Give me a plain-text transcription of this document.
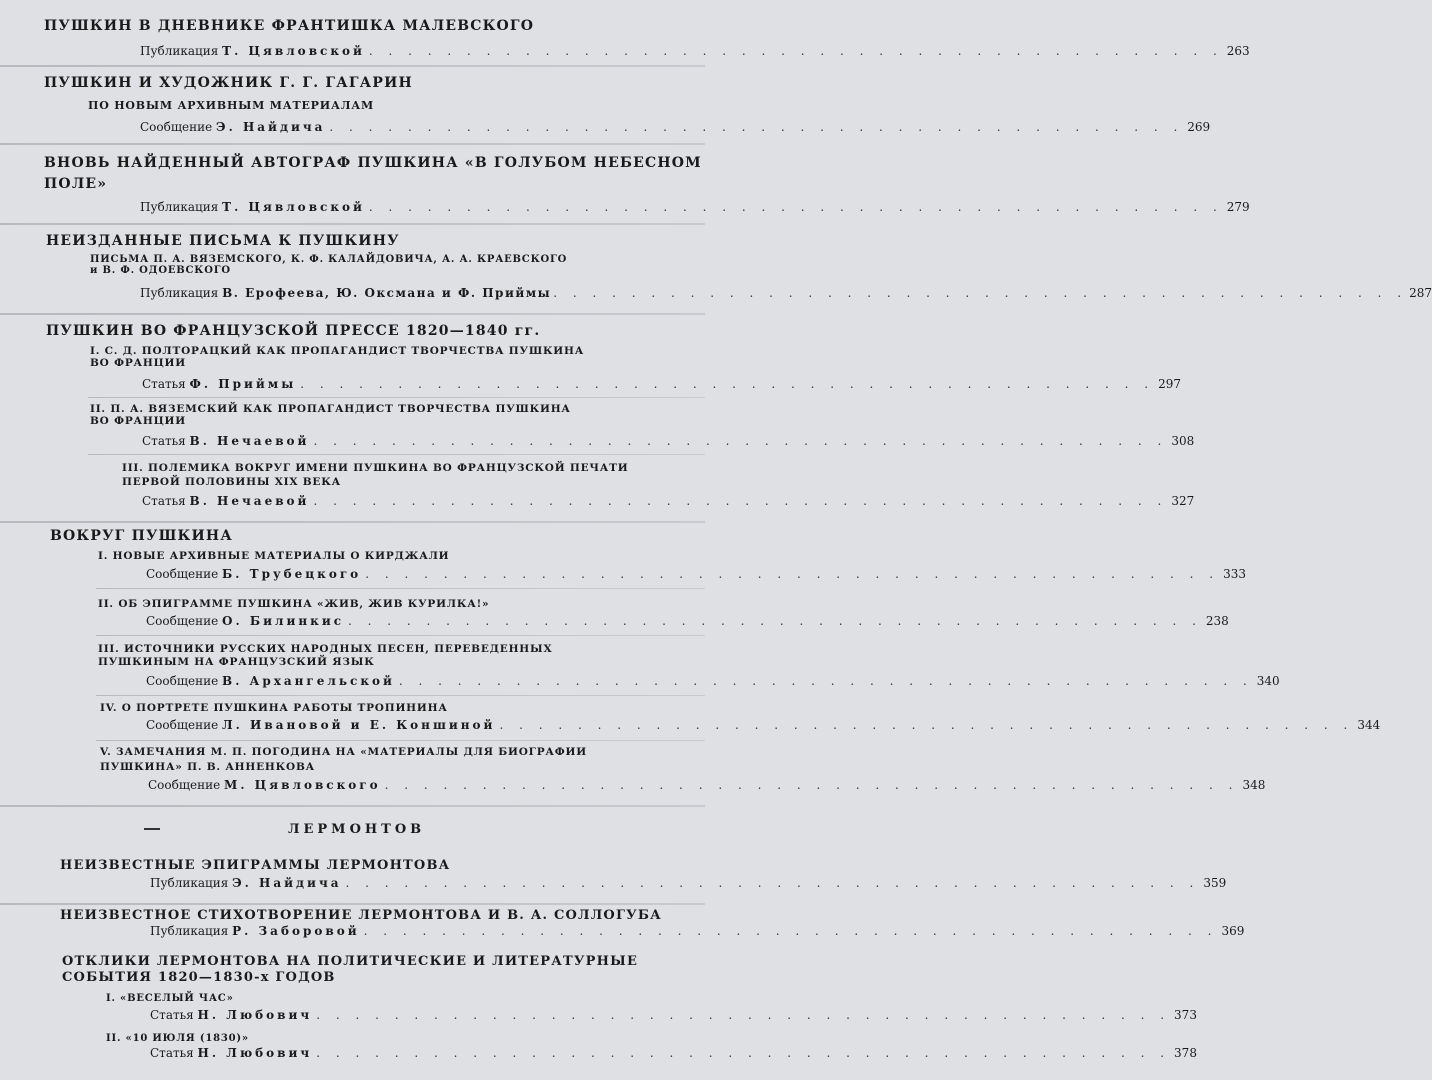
ПУШКИН В ДНЕВНИКЕ ФРАНТИШКА МАЛЕВСКОГО
Публикация
Т. Цявловской . . . . . . . . . . . . . . . . . . . . . . . . . . . . . . . . . . . . . . . . . . . . 263
ПУШКИН И ХУДОЖНИК Г. Г. ГАГАРИН
ПО НОВЫМ АРХИВНЫМ МАТЕРИАЛАМ
Сообщение
Э. Найдича . . . . . . . . . . . . . . . . . . . . . . . . . . . . . . . . . . . . . . . . . . . . 269
ВНОВЬ НАЙДЕННЫЙ АВТОГРАФ ПУШКИНА «В ГОЛУБОМ НЕБЕСНОМ
ПОЛЕ»
Публикация
Т. Цявловской . . . . . . . . . . . . . . . . . . . . . . . . . . . . . . . . . . . . . . . . . . . . 279
НЕИЗДАННЫЕ ПИСЬМА К ПУШКИНУ
ПИСЬМА П. А. ВЯЗЕМСКОГО, К. Ф. КАЛАЙДОВИЧА, А. А. КРАЕВСКОГО
и В. Ф. ОДОЕВСКОГО
Публикация
В. Ерофеева, Ю. Оксмана и Ф. Приймы . . . . . . . . . . . . . . . . . . . . . . . . . . . . . . . . . . . . . . . . . . . . 287
ПУШКИН ВО ФРАНЦУЗСКОЙ ПРЕССЕ 1820—1840 гг.
I. С. Д. ПОЛТОРАЦКИЙ КАК ПРОПАГАНДИСТ ТВОРЧЕСТВА ПУШКИНА
ВО ФРАНЦИИ
Статья
Ф. Приймы . . . . . . . . . . . . . . . . . . . . . . . . . . . . . . . . . . . . . . . . . . . . 297
II. П. А. ВЯЗЕМСКИЙ КАК ПРОПАГАНДИСТ ТВОРЧЕСТВА ПУШКИНА
ВО ФРАНЦИИ
Статья
В. Нечаевой . . . . . . . . . . . . . . . . . . . . . . . . . . . . . . . . . . . . . . . . . . . . 308
III. ПОЛЕМИКА ВОКРУГ ИМЕНИ ПУШКИНА ВО ФРАНЦУЗСКОЙ ПЕЧАТИ
ПЕРВОЙ ПОЛОВИНЫ XIX ВЕКА
Статья
В. Нечаевой . . . . . . . . . . . . . . . . . . . . . . . . . . . . . . . . . . . . . . . . . . . . 327
ВОКРУГ ПУШКИНА
I. НОВЫЕ АРХИВНЫЕ МАТЕРИАЛЫ О КИРДЖАЛИ
Сообщение
Б. Трубецкого . . . . . . . . . . . . . . . . . . . . . . . . . . . . . . . . . . . . . . . . . . . . 333
II. ОБ ЭПИГРАММЕ ПУШКИНА «ЖИВ, ЖИВ КУРИЛКА!»
Сообщение
О. Билинкис . . . . . . . . . . . . . . . . . . . . . . . . . . . . . . . . . . . . . . . . . . . . 238
III. ИСТОЧНИКИ РУССКИХ НАРОДНЫХ ПЕСЕН, ПЕРЕВЕДЕННЫХ
ПУШКИНЫМ НА ФРАНЦУЗСКИЙ ЯЗЫК
Сообщение
В. Архангельской . . . . . . . . . . . . . . . . . . . . . . . . . . . . . . . . . . . . . . . . . . . . 340
IV. О ПОРТРЕТЕ ПУШКИНА РАБОТЫ ТРОПИНИНА
Сообщение
Л. Ивановой и Е. Коншиной . . . . . . . . . . . . . . . . . . . . . . . . . . . . . . . . . . . . . . . . . . . . 344
V. ЗАМЕЧАНИЯ М. П. ПОГОДИНА НА «МАТЕРИАЛЫ ДЛЯ БИОГРАФИИ
ПУШКИНА» П. В. АННЕНКОВА
Сообщение
М. Цявловского . . . . . . . . . . . . . . . . . . . . . . . . . . . . . . . . . . . . . . . . . . . . 348
ЛЕРМОНТОВ
НЕИЗВЕСТНЫЕ ЭПИГРАММЫ ЛЕРМОНТОВА
Публикация
Э. Найдича . . . . . . . . . . . . . . . . . . . . . . . . . . . . . . . . . . . . . . . . . . . . 359
НЕИЗВЕСТНОЕ СТИХОТВОРЕНИЕ ЛЕРМОНТОВА И В. А. СОЛЛОГУБА
Публикация
Р. Заборовой . . . . . . . . . . . . . . . . . . . . . . . . . . . . . . . . . . . . . . . . . . . . 369
ОТКЛИКИ ЛЕРМОНТОВА НА ПОЛИТИЧЕСКИЕ И ЛИТЕРАТУРНЫЕ
СОБЫТИЯ 1820—1830-х ГОДОВ
I. «ВЕСЕЛЫЙ ЧАС»
Статья
Н. Любович . . . . . . . . . . . . . . . . . . . . . . . . . . . . . . . . . . . . . . . . . . . . 373
II. «10 ИЮЛЯ (1830)»
Статья
Н. Любович . . . . . . . . . . . . . . . . . . . . . . . . . . . . . . . . . . . . . . . . . . . . 378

================================

* Stated exercise *
Reproduce each line from the records that contains the word "ПРОПАГАНДИСТ".

* Right answer *
I. С. Д. ПОЛТОРАЦКИЙ КАК ПРОПАГАНДИСТ ТВОРЧЕСТВА ПУШКИНА
II. П. А. ВЯЗЕМСКИЙ КАК ПРОПАГАНДИСТ ТВОРЧЕСТВА ПУШКИНА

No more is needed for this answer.